(Entries with figure data)
— Start —

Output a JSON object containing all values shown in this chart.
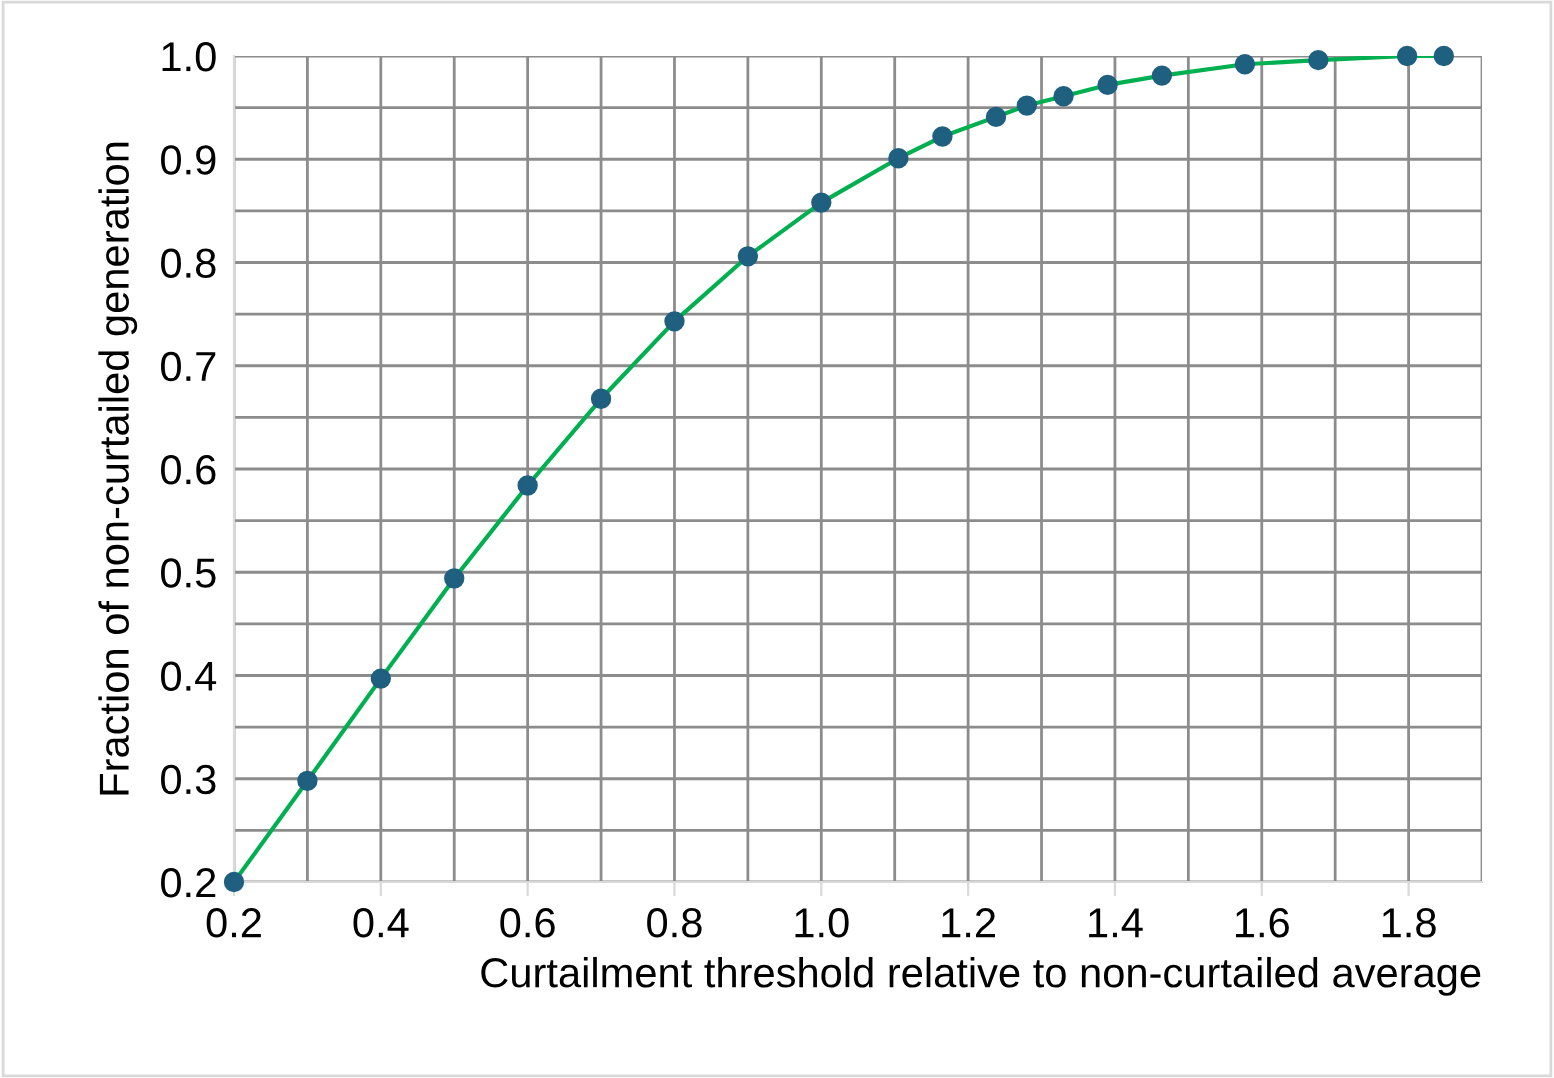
{
  "chart_data": {
    "type": "line",
    "xlabel": "Curtailment threshold relative to non-curtailed average",
    "ylabel": "Fraction of non-curtailed generation",
    "x": [
      0.2,
      0.3,
      0.4,
      0.5,
      0.6,
      0.7,
      0.8,
      0.9,
      1.0,
      1.105,
      1.165,
      1.238,
      1.28,
      1.33,
      1.39,
      1.464,
      1.577,
      1.677,
      1.798,
      1.848
    ],
    "series": [
      {
        "color": "#00b050",
        "marker": "none",
        "values": [
          0.2,
          0.298,
          0.397,
          0.494,
          0.584,
          0.668,
          0.743,
          0.806,
          0.858,
          0.901,
          0.922,
          0.941,
          0.952,
          0.961,
          0.972,
          0.981,
          0.992,
          0.996,
          1.0,
          1.0
        ]
      },
      {
        "type": "scatter",
        "color": "#1f5f7f",
        "marker": "circle",
        "values": [
          0.2,
          0.298,
          0.397,
          0.494,
          0.584,
          0.668,
          0.743,
          0.806,
          0.858,
          0.901,
          0.922,
          0.941,
          0.952,
          0.961,
          0.972,
          0.981,
          0.992,
          0.996,
          1.0,
          1.0
        ]
      }
    ],
    "xlim": [
      0.2,
      1.9
    ],
    "xticks": [
      0.2,
      0.4,
      0.6,
      0.8,
      {
        "value": 1,
        "label": "1.0"
      },
      1.2,
      1.4,
      1.6,
      1.8
    ],
    "ylim": [
      0.2,
      1.0
    ],
    "yticks": [
      0.2,
      0.3,
      0.4,
      0.5,
      0.6,
      0.7,
      0.8,
      0.9,
      {
        "value": 1,
        "label": "1.0"
      }
    ],
    "grid": true,
    "legend": false
  }
}
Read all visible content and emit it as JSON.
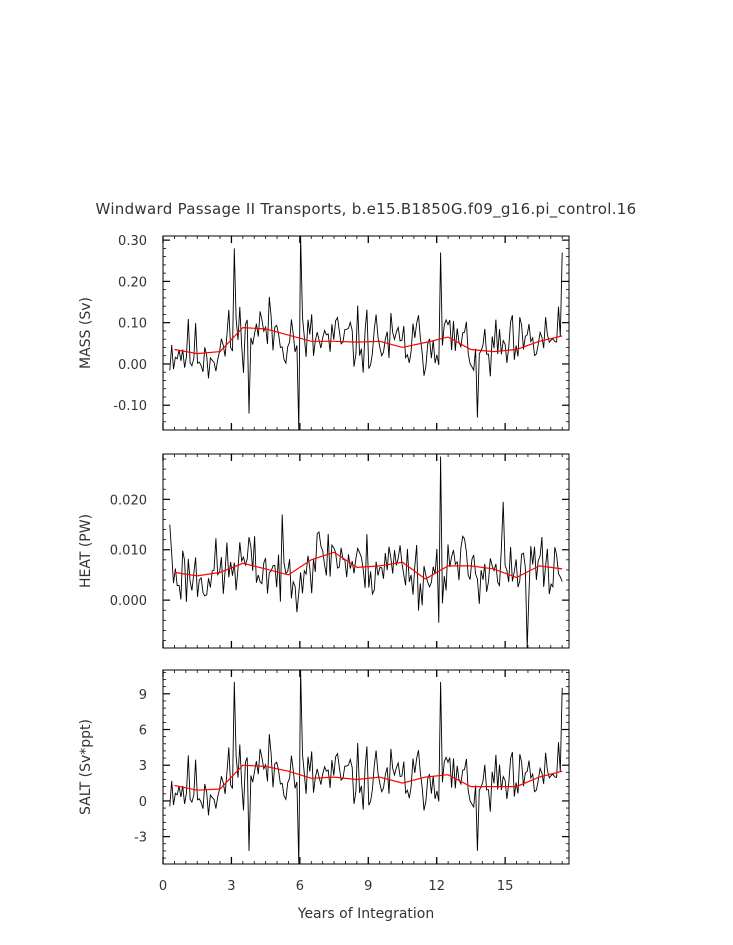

— End —

| THE TASK |
Each entry above is to be written out again unchanged, apart from the pictures, which are left out.

| EXERCISE SOLUTION |
Output a JSON object containing all values shown in this chart.
{
  "chart_data": {
    "type": "line",
    "xlabel": "Curtailment threshold relative to non-curtailed average",
    "ylabel": "Fraction of non-curtailed generation",
    "x": [
      0.2,
      0.3,
      0.4,
      0.5,
      0.6,
      0.7,
      0.8,
      0.9,
      1.0,
      1.105,
      1.165,
      1.238,
      1.28,
      1.33,
      1.39,
      1.464,
      1.577,
      1.677,
      1.798,
      1.848
    ],
    "series": [
      {
        "color": "#00b050",
        "marker": "none",
        "values": [
          0.2,
          0.298,
          0.397,
          0.494,
          0.584,
          0.668,
          0.743,
          0.806,
          0.858,
          0.901,
          0.922,
          0.941,
          0.952,
          0.961,
          0.972,
          0.981,
          0.992,
          0.996,
          1.0,
          1.0
        ]
      },
      {
        "type": "scatter",
        "color": "#1f5f7f",
        "marker": "circle",
        "values": [
          0.2,
          0.298,
          0.397,
          0.494,
          0.584,
          0.668,
          0.743,
          0.806,
          0.858,
          0.901,
          0.922,
          0.941,
          0.952,
          0.961,
          0.972,
          0.981,
          0.992,
          0.996,
          1.0,
          1.0
        ]
      }
    ],
    "xlim": [
      0.2,
      1.9
    ],
    "xticks": [
      0.2,
      0.4,
      0.6,
      0.8,
      {
        "value": 1,
        "label": "1.0"
      },
      1.2,
      1.4,
      1.6,
      1.8
    ],
    "ylim": [
      0.2,
      1.0
    ],
    "yticks": [
      0.2,
      0.3,
      0.4,
      0.5,
      0.6,
      0.7,
      0.8,
      0.9,
      {
        "value": 1,
        "label": "1.0"
      }
    ],
    "grid": true,
    "legend": false
  }
}
Read all visible content and emit it as JSON.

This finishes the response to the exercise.